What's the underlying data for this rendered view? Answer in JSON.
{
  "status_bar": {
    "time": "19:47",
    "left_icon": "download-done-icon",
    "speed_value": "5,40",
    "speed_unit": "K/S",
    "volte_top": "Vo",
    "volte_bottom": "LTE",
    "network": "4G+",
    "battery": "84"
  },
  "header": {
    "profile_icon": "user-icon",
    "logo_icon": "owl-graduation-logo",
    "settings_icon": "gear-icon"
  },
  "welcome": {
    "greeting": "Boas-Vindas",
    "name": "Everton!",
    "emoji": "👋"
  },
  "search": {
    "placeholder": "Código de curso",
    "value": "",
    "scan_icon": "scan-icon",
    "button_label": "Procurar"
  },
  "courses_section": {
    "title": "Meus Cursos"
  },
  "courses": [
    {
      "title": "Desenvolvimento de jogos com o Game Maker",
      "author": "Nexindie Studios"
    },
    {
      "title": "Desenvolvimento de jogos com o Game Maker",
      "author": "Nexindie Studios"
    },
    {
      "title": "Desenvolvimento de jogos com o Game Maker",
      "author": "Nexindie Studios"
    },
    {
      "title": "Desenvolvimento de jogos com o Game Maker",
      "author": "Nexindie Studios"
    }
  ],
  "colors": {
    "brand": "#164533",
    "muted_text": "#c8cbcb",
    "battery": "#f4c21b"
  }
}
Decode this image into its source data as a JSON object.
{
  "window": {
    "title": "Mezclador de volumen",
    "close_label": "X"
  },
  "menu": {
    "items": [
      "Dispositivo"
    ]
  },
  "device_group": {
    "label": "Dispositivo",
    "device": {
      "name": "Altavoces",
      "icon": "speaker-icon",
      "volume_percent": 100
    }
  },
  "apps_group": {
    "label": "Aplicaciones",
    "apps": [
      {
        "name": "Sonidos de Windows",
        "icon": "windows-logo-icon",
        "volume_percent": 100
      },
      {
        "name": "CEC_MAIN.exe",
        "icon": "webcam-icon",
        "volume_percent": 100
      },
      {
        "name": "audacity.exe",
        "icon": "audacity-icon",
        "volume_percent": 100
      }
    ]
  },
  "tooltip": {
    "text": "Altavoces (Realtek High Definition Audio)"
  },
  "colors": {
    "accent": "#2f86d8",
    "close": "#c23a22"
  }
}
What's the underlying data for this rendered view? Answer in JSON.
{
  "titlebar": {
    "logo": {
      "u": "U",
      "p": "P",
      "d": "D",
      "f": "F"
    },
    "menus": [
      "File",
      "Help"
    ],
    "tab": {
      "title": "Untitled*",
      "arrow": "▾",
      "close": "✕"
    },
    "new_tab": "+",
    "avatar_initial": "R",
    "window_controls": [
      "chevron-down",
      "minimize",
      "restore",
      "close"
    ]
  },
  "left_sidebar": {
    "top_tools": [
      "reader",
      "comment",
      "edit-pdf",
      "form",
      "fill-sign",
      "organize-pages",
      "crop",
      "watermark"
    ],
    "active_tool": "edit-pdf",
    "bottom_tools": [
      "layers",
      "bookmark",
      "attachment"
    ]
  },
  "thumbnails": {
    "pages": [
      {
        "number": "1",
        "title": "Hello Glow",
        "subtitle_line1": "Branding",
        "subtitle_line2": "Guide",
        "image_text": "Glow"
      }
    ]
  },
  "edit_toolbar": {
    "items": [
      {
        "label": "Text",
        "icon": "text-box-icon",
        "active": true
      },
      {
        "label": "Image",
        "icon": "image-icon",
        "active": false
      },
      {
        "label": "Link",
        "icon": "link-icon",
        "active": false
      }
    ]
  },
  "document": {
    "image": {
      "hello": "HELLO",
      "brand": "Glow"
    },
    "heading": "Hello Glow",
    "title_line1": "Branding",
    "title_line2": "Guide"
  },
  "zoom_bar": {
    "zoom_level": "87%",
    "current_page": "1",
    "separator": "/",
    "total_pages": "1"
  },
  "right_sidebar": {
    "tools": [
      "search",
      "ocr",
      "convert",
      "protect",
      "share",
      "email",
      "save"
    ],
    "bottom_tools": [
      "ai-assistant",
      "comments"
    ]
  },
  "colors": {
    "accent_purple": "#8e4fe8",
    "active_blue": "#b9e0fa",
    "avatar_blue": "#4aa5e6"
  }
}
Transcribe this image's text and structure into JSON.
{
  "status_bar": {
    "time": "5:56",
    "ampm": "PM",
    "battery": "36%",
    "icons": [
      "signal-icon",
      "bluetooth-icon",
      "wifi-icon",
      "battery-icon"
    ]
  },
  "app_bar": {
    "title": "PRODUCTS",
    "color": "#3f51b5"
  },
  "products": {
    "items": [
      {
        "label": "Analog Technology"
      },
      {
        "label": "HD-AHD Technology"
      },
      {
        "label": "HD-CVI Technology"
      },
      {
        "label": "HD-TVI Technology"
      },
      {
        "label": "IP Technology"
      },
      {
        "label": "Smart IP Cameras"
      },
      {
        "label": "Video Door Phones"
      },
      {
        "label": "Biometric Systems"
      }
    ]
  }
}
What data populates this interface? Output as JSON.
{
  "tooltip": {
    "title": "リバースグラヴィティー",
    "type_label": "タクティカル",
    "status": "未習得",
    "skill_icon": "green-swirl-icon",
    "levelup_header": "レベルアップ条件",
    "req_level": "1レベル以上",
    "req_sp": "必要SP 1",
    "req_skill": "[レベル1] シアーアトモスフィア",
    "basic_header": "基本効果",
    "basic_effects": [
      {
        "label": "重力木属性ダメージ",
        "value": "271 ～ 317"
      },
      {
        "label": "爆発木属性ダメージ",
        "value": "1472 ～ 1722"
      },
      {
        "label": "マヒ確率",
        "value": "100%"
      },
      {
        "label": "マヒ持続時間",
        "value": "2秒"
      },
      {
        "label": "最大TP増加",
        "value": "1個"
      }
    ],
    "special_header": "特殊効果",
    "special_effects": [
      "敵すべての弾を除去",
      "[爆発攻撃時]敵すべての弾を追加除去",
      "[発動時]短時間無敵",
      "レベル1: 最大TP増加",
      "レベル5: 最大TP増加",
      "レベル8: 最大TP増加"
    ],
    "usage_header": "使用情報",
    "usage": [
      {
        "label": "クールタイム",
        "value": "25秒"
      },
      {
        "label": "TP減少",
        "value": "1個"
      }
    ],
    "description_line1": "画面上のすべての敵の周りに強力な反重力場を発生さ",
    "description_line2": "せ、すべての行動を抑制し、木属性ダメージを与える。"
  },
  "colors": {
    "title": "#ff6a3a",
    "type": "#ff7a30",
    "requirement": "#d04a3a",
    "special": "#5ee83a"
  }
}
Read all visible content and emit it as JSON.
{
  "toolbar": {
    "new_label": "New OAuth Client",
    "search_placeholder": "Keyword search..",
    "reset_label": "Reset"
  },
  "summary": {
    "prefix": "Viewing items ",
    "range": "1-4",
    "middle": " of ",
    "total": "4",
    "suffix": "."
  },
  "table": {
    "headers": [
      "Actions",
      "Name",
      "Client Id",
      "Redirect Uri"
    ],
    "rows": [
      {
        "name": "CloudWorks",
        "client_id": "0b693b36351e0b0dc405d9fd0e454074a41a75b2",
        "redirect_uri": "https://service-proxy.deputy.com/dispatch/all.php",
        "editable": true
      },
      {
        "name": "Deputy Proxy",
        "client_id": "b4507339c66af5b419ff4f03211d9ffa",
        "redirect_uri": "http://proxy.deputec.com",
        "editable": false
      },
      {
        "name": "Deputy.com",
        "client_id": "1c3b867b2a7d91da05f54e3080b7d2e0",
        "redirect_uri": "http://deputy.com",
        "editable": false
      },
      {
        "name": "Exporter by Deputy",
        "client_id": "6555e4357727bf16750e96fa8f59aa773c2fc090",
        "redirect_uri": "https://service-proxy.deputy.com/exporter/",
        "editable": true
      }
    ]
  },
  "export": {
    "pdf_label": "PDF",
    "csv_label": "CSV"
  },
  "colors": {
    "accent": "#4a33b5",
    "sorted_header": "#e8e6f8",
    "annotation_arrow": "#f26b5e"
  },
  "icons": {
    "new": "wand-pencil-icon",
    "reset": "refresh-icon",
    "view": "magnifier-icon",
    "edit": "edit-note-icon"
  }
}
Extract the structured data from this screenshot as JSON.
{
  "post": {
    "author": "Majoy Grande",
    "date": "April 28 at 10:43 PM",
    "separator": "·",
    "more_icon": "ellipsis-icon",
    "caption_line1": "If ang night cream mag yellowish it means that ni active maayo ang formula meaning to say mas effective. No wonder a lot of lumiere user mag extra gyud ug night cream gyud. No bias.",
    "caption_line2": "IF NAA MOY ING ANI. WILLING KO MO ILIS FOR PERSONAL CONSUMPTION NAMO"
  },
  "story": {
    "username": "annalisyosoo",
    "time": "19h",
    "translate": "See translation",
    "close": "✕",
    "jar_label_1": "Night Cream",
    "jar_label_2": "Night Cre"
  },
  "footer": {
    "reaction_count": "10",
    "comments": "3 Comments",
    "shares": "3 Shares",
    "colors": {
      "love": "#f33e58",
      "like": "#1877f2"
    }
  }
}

- Your objective -
Write the lines out verbatim, from the one with "Extract the structured" through the last line of the entries, and stop there.

- Complete output -
Extract the structured data from this screenshot as JSON.
{
  "post": {
    "author": "Majoy Grande",
    "date": "April 28 at 10:43 PM",
    "separator": "·",
    "more_icon": "ellipsis-icon",
    "caption_line1": "If ang night cream mag yellowish it means that ni active maayo ang formula meaning to say mas effective. No wonder a lot of lumiere user mag extra gyud ug night cream gyud. No bias.",
    "caption_line2": "IF NAA MOY ING ANI. WILLING KO MO ILIS FOR PERSONAL CONSUMPTION NAMO"
  },
  "story": {
    "username": "annalisyosoo",
    "time": "19h",
    "translate": "See translation",
    "close": "✕",
    "jar_label_1": "Night Cream",
    "jar_label_2": "Night Cre"
  },
  "footer": {
    "reaction_count": "10",
    "comments": "3 Comments",
    "shares": "3 Shares",
    "colors": {
      "love": "#f33e58",
      "like": "#1877f2"
    }
  }
}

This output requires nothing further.